§ LISTED RECORDS
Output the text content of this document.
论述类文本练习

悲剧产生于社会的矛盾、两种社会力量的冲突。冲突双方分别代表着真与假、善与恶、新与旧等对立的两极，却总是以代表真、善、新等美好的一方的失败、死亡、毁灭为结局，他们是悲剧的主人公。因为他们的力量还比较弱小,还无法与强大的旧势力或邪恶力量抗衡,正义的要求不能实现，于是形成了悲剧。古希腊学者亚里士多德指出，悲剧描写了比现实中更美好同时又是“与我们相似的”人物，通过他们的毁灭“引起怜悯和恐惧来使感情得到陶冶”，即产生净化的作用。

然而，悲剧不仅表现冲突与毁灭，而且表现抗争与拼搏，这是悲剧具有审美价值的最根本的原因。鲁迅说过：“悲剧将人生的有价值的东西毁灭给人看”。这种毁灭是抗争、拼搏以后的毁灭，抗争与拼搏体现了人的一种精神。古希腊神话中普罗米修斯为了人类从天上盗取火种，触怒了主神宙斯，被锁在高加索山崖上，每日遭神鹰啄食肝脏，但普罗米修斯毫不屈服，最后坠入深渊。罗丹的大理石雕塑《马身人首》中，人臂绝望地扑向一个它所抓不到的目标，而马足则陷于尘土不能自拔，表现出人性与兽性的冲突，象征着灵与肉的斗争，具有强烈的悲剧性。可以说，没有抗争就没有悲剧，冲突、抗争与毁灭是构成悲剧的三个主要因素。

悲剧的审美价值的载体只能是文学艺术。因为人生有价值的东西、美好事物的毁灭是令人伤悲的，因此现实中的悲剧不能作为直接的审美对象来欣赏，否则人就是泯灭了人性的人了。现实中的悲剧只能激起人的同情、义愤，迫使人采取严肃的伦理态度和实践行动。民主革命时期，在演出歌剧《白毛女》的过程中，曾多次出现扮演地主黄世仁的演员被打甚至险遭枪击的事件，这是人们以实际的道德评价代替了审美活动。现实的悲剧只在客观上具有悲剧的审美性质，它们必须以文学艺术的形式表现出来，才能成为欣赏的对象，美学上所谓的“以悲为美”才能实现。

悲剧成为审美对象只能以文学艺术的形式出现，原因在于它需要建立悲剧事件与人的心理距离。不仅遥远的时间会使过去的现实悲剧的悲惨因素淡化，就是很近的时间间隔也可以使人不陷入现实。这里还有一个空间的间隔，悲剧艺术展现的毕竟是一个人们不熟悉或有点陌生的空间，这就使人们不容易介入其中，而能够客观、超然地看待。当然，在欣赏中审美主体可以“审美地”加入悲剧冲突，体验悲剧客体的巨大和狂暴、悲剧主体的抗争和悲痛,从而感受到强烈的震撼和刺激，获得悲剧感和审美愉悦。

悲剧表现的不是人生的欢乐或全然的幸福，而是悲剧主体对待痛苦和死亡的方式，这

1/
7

§ THE TASK
Without omitting anything, output the entries exactly.

§ REPLY
Output the text content of this document.
论述类文本练习

悲剧产生于社会的矛盾、两种社会力量的冲突。冲突双方分别代表着真与假、善与恶、新与旧等对立的两极，却总是以代表真、善、新等美好的一方的失败、死亡、毁灭为结局，他们是悲剧的主人公。因为他们的力量还比较弱小,还无法与强大的旧势力或邪恶力量抗衡,正义的要求不能实现，于是形成了悲剧。古希腊学者亚里士多德指出，悲剧描写了比现实中更美好同时又是“与我们相似的”人物，通过他们的毁灭“引起怜悯和恐惧来使感情得到陶冶”，即产生净化的作用。

然而，悲剧不仅表现冲突与毁灭，而且表现抗争与拼搏，这是悲剧具有审美价值的最根本的原因。鲁迅说过：“悲剧将人生的有价值的东西毁灭给人看”。这种毁灭是抗争、拼搏以后的毁灭，抗争与拼搏体现了人的一种精神。古希腊神话中普罗米修斯为了人类从天上盗取火种，触怒了主神宙斯，被锁在高加索山崖上，每日遭神鹰啄食肝脏，但普罗米修斯毫不屈服，最后坠入深渊。罗丹的大理石雕塑《马身人首》中，人臂绝望地扑向一个它所抓不到的目标，而马足则陷于尘土不能自拔，表现出人性与兽性的冲突，象征着灵与肉的斗争，具有强烈的悲剧性。可以说，没有抗争就没有悲剧，冲突、抗争与毁灭是构成悲剧的三个主要因素。

悲剧的审美价值的载体只能是文学艺术。因为人生有价值的东西、美好事物的毁灭是令人伤悲的，因此现实中的悲剧不能作为直接的审美对象来欣赏，否则人就是泯灭了人性的人了。现实中的悲剧只能激起人的同情、义愤，迫使人采取严肃的伦理态度和实践行动。民主革命时期，在演出歌剧《白毛女》的过程中，曾多次出现扮演地主黄世仁的演员被打甚至险遭枪击的事件，这是人们以实际的道德评价代替了审美活动。现实的悲剧只在客观上具有悲剧的审美性质，它们必须以文学艺术的形式表现出来，才能成为欣赏的对象，美学上所谓的“以悲为美”才能实现。

悲剧成为审美对象只能以文学艺术的形式出现，原因在于它需要建立悲剧事件与人的心理距离。不仅遥远的时间会使过去的现实悲剧的悲惨因素淡化，就是很近的时间间隔也可以使人不陷入现实。这里还有一个空间的间隔，悲剧艺术展现的毕竟是一个人们不熟悉或有点陌生的空间，这就使人们不容易介入其中，而能够客观、超然地看待。当然，在欣赏中审美主体可以“审美地”加入悲剧冲突，体验悲剧客体的巨大和狂暴、悲剧主体的抗争和悲痛,从而感受到强烈的震撼和刺激，获得悲剧感和审美愉悦。

悲剧表现的不是人生的欢乐或全然的幸福，而是悲剧主体对待痛苦和死亡的方式，这

1/
7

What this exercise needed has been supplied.